SET EXERCISE
No images are to be carried over; print all other material exactly as it stands.

[Data records]
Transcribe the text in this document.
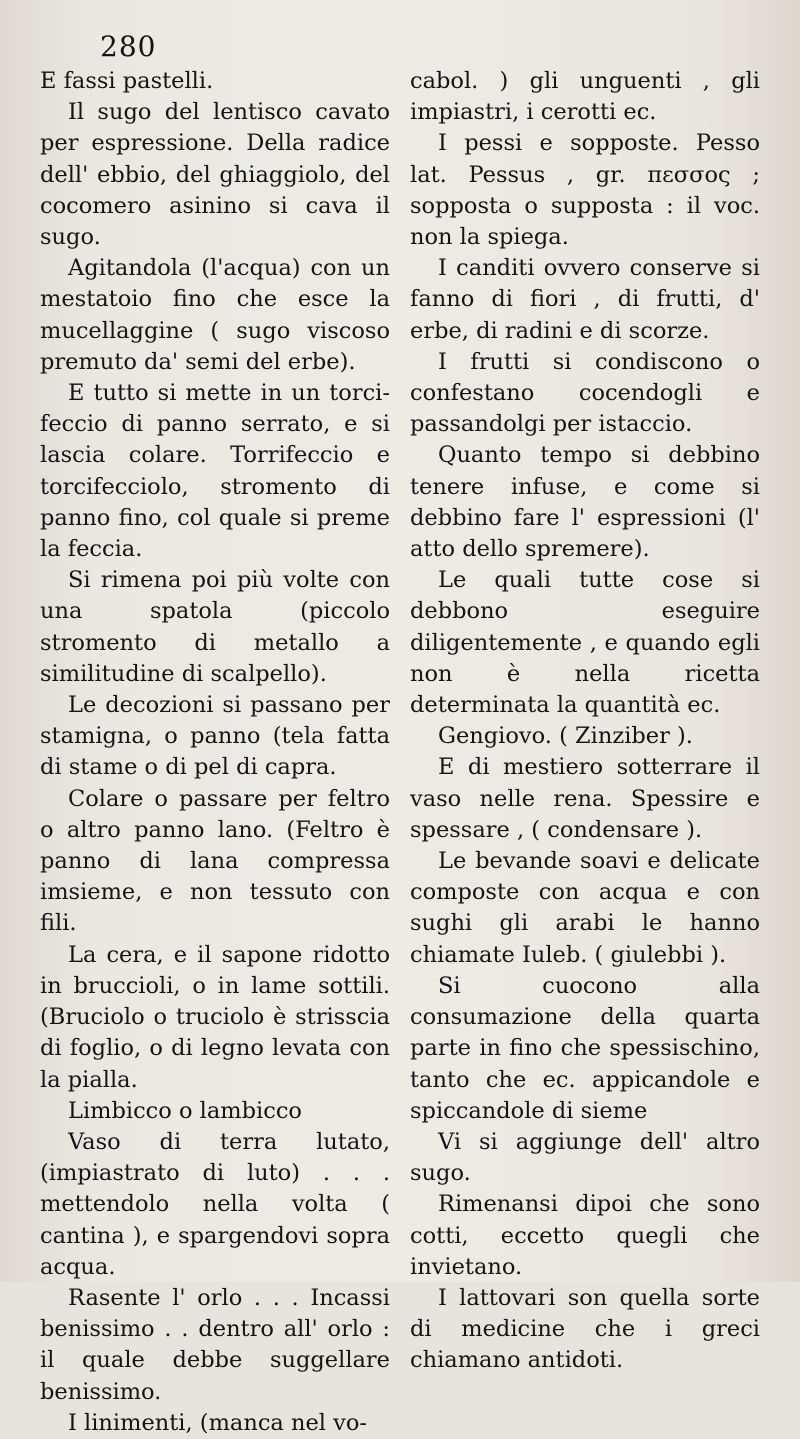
280

E fassi pastelli.

Il sugo del lentisco cavato per espressione. Della radice dell' ebbio, del ghiaggiolo, del cocomero asinino si cava il sugo.

Agitandola (l'acqua) con un mestatoio fino che esce la mucellaggine ( sugo viscoso premuto da' semi del erbe).

E tutto si mette in un torci-feccio di panno serrato, e si lascia colare. Torrifeccio e torcifecciolo, stromento di panno fino, col quale si preme la feccia.

Si rimena poi più volte con una spatola (piccolo stromento di metallo a similitudine di scalpello).

Le decozioni si passano per stamigna, o panno (tela fatta di stame o di pel di capra.

Colare o passare per feltro o altro panno lano. (Feltro è panno di lana compressa imsieme, e non tessuto con fili.

La cera, e il sapone ridotto in bruccioli, o in lame sottili. (Bruciolo o truciolo è strisscia di foglio, o di legno levata con la pialla.

Limbicco o lambicco

Vaso di terra lutato, (impiastrato di luto) . . . mettendolo nella volta ( cantina ), e spargendovi sopra acqua.

Rasente l' orlo . . . Incassi benissimo . . dentro all' orlo : il quale debbe suggellare benissimo.

I linimenti, (manca nel vo-

cabol. ) gli unguenti , gli impiastri, i cerotti ec.

I pessi e sopposte. Pesso lat. Pessus , gr. πεσσος ; sopposta o supposta : il voc. non la spiega.

I canditi ovvero conserve si fanno di fiori , di frutti, d' erbe, di radini e di scorze.

I frutti si condiscono o confestano cocendogli e passandolgi per istaccio.

Quanto tempo si debbino tenere infuse, e come si debbino fare l' espressioni (l' atto dello spremere).

Le quali tutte cose si debbono eseguire diligentemente , e quando egli non è nella ricetta determinata la quantità ec.

Gengiovo. ( Zinziber ).

E di mestiero sotterrare il vaso nelle rena. Spessire e spessare , ( condensare ).

Le bevande soavi e delicate composte con acqua e con sughi gli arabi le hanno chiamate Iuleb. ( giulebbi ).

Si cuocono alla consumazione della quarta parte in fino che spessischino, tanto che ec. appicandole e spiccandole di sieme

Vi si aggiunge dell' altro sugo.

Rimenansi dipoi che sono cotti, eccetto quegli che invietano.

I lattovari son quella sorte di medicine che i greci chiamano antidoti.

TASK ANSWER
Transcribe the text in this document.
280

E fassi pastelli.

Il sugo del lentisco cavato per espressione. Della radice dell' ebbio, del ghiaggiolo, del cocomero asinino si cava il sugo.

Agitandola (l'acqua) con un mestatoio fino che esce la mucellaggine ( sugo viscoso premuto da' semi del erbe).

E tutto si mette in un torci-feccio di panno serrato, e si lascia colare. Torrifeccio e torcifecciolo, stromento di panno fino, col quale si preme la feccia.

Si rimena poi più volte con una spatola (piccolo stromento di metallo a similitudine di scalpello).

Le decozioni si passano per stamigna, o panno (tela fatta di stame o di pel di capra.

Colare o passare per feltro o altro panno lano. (Feltro è panno di lana compressa imsieme, e non tessuto con fili.

La cera, e il sapone ridotto in bruccioli, o in lame sottili. (Bruciolo o truciolo è strisscia di foglio, o di legno levata con la pialla.

Limbicco o lambicco

Vaso di terra lutato, (impiastrato di luto) . . . mettendolo nella volta ( cantina ), e spargendovi sopra acqua.

Rasente l' orlo . . . Incassi benissimo . . dentro all' orlo : il quale debbe suggellare benissimo.

I linimenti, (manca nel vo-

cabol. ) gli unguenti , gli impiastri, i cerotti ec.

I pessi e sopposte. Pesso lat. Pessus , gr. πεσσος ; sopposta o supposta : il voc. non la spiega.

I canditi ovvero conserve si fanno di fiori , di frutti, d' erbe, di radini e di scorze.

I frutti si condiscono o confestano cocendogli e passandolgi per istaccio.

Quanto tempo si debbino tenere infuse, e come si debbino fare l' espressioni (l' atto dello spremere).

Le quali tutte cose si debbono eseguire diligentemente , e quando egli non è nella ricetta determinata la quantità ec.

Gengiovo. ( Zinziber ).

E di mestiero sotterrare il vaso nelle rena. Spessire e spessare , ( condensare ).

Le bevande soavi e delicate composte con acqua e con sughi gli arabi le hanno chiamate Iuleb. ( giulebbi ).

Si cuocono alla consumazione della quarta parte in fino che spessischino, tanto che ec. appicandole e spiccandole di sieme

Vi si aggiunge dell' altro sugo.

Rimenansi dipoi che sono cotti, eccetto quegli che invietano.

I lattovari son quella sorte di medicine che i greci chiamano antidoti.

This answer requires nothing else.